_What needs to be done_: Return all entries precisely as they stand, without the images.

───── Stored rows

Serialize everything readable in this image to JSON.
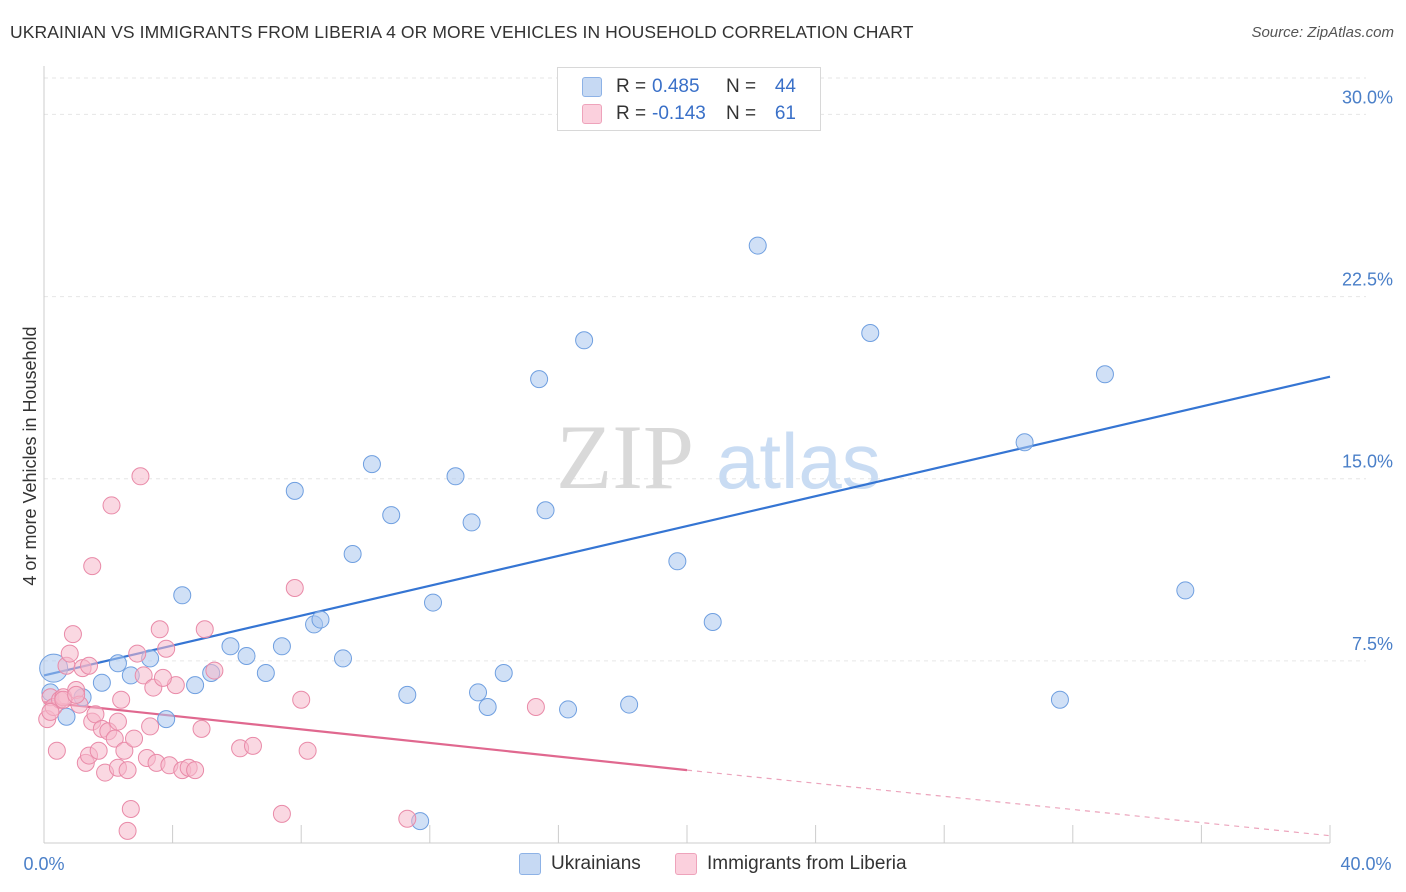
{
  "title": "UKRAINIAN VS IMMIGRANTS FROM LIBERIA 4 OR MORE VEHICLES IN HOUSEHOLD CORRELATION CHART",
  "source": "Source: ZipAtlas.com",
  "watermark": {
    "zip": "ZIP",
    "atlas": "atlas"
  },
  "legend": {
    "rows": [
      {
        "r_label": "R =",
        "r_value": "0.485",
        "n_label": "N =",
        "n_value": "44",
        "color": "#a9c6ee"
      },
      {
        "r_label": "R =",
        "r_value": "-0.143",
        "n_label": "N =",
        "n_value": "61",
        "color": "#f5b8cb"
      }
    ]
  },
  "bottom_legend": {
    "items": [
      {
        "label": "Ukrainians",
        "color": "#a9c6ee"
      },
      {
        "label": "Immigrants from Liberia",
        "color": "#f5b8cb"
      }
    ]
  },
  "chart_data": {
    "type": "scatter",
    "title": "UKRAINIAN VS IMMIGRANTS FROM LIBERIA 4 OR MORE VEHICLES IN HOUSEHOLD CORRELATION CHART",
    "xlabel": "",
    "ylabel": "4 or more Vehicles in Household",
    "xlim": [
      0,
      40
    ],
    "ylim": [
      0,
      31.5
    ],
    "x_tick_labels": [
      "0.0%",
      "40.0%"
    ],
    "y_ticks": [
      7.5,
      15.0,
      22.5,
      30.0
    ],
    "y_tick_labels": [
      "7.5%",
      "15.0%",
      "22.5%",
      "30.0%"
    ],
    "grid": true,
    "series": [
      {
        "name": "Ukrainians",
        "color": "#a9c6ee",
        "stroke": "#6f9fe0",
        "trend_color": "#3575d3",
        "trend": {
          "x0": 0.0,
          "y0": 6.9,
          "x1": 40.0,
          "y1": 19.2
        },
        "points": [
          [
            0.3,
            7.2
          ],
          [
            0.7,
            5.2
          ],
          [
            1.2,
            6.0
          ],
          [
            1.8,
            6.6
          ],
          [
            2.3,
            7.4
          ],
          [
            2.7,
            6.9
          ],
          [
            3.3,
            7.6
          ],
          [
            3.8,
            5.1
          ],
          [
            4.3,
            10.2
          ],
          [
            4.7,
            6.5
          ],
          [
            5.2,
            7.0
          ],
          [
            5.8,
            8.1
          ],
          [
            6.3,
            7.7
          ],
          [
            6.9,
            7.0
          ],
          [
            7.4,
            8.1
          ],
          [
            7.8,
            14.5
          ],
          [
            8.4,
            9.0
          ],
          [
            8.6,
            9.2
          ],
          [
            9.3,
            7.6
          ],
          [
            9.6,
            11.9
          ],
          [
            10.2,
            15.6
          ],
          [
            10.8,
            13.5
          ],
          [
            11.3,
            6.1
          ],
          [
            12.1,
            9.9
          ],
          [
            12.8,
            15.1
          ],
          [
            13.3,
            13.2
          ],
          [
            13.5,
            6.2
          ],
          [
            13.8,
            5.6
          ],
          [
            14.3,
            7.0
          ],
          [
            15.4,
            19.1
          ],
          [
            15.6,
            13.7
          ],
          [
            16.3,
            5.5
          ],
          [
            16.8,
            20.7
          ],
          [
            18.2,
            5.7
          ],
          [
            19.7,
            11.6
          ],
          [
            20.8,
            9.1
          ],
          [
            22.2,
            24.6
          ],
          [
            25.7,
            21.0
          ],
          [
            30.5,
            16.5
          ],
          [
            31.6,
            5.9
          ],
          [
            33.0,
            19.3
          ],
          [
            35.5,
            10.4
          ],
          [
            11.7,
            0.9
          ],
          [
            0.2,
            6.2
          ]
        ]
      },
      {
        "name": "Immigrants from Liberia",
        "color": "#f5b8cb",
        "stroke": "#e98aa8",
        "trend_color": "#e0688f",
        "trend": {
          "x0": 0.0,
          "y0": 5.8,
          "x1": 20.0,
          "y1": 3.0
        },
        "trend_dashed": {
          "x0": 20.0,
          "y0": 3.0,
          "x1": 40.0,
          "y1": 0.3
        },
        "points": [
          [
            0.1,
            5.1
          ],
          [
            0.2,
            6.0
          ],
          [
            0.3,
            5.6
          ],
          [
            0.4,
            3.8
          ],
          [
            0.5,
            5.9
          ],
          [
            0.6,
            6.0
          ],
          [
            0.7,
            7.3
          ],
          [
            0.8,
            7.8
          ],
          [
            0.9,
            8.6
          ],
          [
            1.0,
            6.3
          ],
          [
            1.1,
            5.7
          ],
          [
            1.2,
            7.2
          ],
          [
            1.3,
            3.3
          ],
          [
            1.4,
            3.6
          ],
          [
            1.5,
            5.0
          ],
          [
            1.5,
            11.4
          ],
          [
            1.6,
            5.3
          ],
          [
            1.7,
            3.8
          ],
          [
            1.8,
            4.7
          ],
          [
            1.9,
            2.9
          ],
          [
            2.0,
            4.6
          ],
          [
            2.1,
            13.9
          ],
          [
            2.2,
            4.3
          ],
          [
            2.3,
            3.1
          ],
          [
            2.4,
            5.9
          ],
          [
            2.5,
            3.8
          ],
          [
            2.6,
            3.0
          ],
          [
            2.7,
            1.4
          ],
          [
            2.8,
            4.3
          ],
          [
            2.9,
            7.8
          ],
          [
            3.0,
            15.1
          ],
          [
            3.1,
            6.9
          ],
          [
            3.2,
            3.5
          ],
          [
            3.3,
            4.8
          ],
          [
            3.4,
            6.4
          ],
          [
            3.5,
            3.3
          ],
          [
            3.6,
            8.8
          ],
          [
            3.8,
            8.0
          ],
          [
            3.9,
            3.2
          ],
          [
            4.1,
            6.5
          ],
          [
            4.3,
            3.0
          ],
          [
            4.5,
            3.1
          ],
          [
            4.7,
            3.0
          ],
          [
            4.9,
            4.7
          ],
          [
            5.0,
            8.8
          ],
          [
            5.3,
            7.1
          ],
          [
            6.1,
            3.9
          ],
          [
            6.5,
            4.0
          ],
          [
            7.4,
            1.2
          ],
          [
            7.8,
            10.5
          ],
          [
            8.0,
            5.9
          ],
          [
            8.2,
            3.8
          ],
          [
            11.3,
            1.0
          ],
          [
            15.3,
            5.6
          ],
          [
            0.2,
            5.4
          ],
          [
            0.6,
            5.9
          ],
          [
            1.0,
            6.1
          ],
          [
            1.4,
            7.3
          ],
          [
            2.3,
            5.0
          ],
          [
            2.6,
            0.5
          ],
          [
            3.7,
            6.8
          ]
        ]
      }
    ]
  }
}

──────────

_Response for this exercise_:
Serialize everything readable in this image to JSON.
{
  "title": "UKRAINIAN VS IMMIGRANTS FROM LIBERIA 4 OR MORE VEHICLES IN HOUSEHOLD CORRELATION CHART",
  "source": "Source: ZipAtlas.com",
  "watermark": {
    "zip": "ZIP",
    "atlas": "atlas"
  },
  "legend": {
    "rows": [
      {
        "r_label": "R =",
        "r_value": "0.485",
        "n_label": "N =",
        "n_value": "44",
        "color": "#a9c6ee"
      },
      {
        "r_label": "R =",
        "r_value": "-0.143",
        "n_label": "N =",
        "n_value": "61",
        "color": "#f5b8cb"
      }
    ]
  },
  "bottom_legend": {
    "items": [
      {
        "label": "Ukrainians",
        "color": "#a9c6ee"
      },
      {
        "label": "Immigrants from Liberia",
        "color": "#f5b8cb"
      }
    ]
  },
  "chart_data": {
    "type": "scatter",
    "title": "UKRAINIAN VS IMMIGRANTS FROM LIBERIA 4 OR MORE VEHICLES IN HOUSEHOLD CORRELATION CHART",
    "xlabel": "",
    "ylabel": "4 or more Vehicles in Household",
    "xlim": [
      0,
      40
    ],
    "ylim": [
      0,
      31.5
    ],
    "x_tick_labels": [
      "0.0%",
      "40.0%"
    ],
    "y_ticks": [
      7.5,
      15.0,
      22.5,
      30.0
    ],
    "y_tick_labels": [
      "7.5%",
      "15.0%",
      "22.5%",
      "30.0%"
    ],
    "grid": true,
    "series": [
      {
        "name": "Ukrainians",
        "color": "#a9c6ee",
        "stroke": "#6f9fe0",
        "trend_color": "#3575d3",
        "trend": {
          "x0": 0.0,
          "y0": 6.9,
          "x1": 40.0,
          "y1": 19.2
        },
        "points": [
          [
            0.3,
            7.2
          ],
          [
            0.7,
            5.2
          ],
          [
            1.2,
            6.0
          ],
          [
            1.8,
            6.6
          ],
          [
            2.3,
            7.4
          ],
          [
            2.7,
            6.9
          ],
          [
            3.3,
            7.6
          ],
          [
            3.8,
            5.1
          ],
          [
            4.3,
            10.2
          ],
          [
            4.7,
            6.5
          ],
          [
            5.2,
            7.0
          ],
          [
            5.8,
            8.1
          ],
          [
            6.3,
            7.7
          ],
          [
            6.9,
            7.0
          ],
          [
            7.4,
            8.1
          ],
          [
            7.8,
            14.5
          ],
          [
            8.4,
            9.0
          ],
          [
            8.6,
            9.2
          ],
          [
            9.3,
            7.6
          ],
          [
            9.6,
            11.9
          ],
          [
            10.2,
            15.6
          ],
          [
            10.8,
            13.5
          ],
          [
            11.3,
            6.1
          ],
          [
            12.1,
            9.9
          ],
          [
            12.8,
            15.1
          ],
          [
            13.3,
            13.2
          ],
          [
            13.5,
            6.2
          ],
          [
            13.8,
            5.6
          ],
          [
            14.3,
            7.0
          ],
          [
            15.4,
            19.1
          ],
          [
            15.6,
            13.7
          ],
          [
            16.3,
            5.5
          ],
          [
            16.8,
            20.7
          ],
          [
            18.2,
            5.7
          ],
          [
            19.7,
            11.6
          ],
          [
            20.8,
            9.1
          ],
          [
            22.2,
            24.6
          ],
          [
            25.7,
            21.0
          ],
          [
            30.5,
            16.5
          ],
          [
            31.6,
            5.9
          ],
          [
            33.0,
            19.3
          ],
          [
            35.5,
            10.4
          ],
          [
            11.7,
            0.9
          ],
          [
            0.2,
            6.2
          ]
        ]
      },
      {
        "name": "Immigrants from Liberia",
        "color": "#f5b8cb",
        "stroke": "#e98aa8",
        "trend_color": "#e0688f",
        "trend": {
          "x0": 0.0,
          "y0": 5.8,
          "x1": 20.0,
          "y1": 3.0
        },
        "trend_dashed": {
          "x0": 20.0,
          "y0": 3.0,
          "x1": 40.0,
          "y1": 0.3
        },
        "points": [
          [
            0.1,
            5.1
          ],
          [
            0.2,
            6.0
          ],
          [
            0.3,
            5.6
          ],
          [
            0.4,
            3.8
          ],
          [
            0.5,
            5.9
          ],
          [
            0.6,
            6.0
          ],
          [
            0.7,
            7.3
          ],
          [
            0.8,
            7.8
          ],
          [
            0.9,
            8.6
          ],
          [
            1.0,
            6.3
          ],
          [
            1.1,
            5.7
          ],
          [
            1.2,
            7.2
          ],
          [
            1.3,
            3.3
          ],
          [
            1.4,
            3.6
          ],
          [
            1.5,
            5.0
          ],
          [
            1.5,
            11.4
          ],
          [
            1.6,
            5.3
          ],
          [
            1.7,
            3.8
          ],
          [
            1.8,
            4.7
          ],
          [
            1.9,
            2.9
          ],
          [
            2.0,
            4.6
          ],
          [
            2.1,
            13.9
          ],
          [
            2.2,
            4.3
          ],
          [
            2.3,
            3.1
          ],
          [
            2.4,
            5.9
          ],
          [
            2.5,
            3.8
          ],
          [
            2.6,
            3.0
          ],
          [
            2.7,
            1.4
          ],
          [
            2.8,
            4.3
          ],
          [
            2.9,
            7.8
          ],
          [
            3.0,
            15.1
          ],
          [
            3.1,
            6.9
          ],
          [
            3.2,
            3.5
          ],
          [
            3.3,
            4.8
          ],
          [
            3.4,
            6.4
          ],
          [
            3.5,
            3.3
          ],
          [
            3.6,
            8.8
          ],
          [
            3.8,
            8.0
          ],
          [
            3.9,
            3.2
          ],
          [
            4.1,
            6.5
          ],
          [
            4.3,
            3.0
          ],
          [
            4.5,
            3.1
          ],
          [
            4.7,
            3.0
          ],
          [
            4.9,
            4.7
          ],
          [
            5.0,
            8.8
          ],
          [
            5.3,
            7.1
          ],
          [
            6.1,
            3.9
          ],
          [
            6.5,
            4.0
          ],
          [
            7.4,
            1.2
          ],
          [
            7.8,
            10.5
          ],
          [
            8.0,
            5.9
          ],
          [
            8.2,
            3.8
          ],
          [
            11.3,
            1.0
          ],
          [
            15.3,
            5.6
          ],
          [
            0.2,
            5.4
          ],
          [
            0.6,
            5.9
          ],
          [
            1.0,
            6.1
          ],
          [
            1.4,
            7.3
          ],
          [
            2.3,
            5.0
          ],
          [
            2.6,
            0.5
          ],
          [
            3.7,
            6.8
          ]
        ]
      }
    ]
  }
}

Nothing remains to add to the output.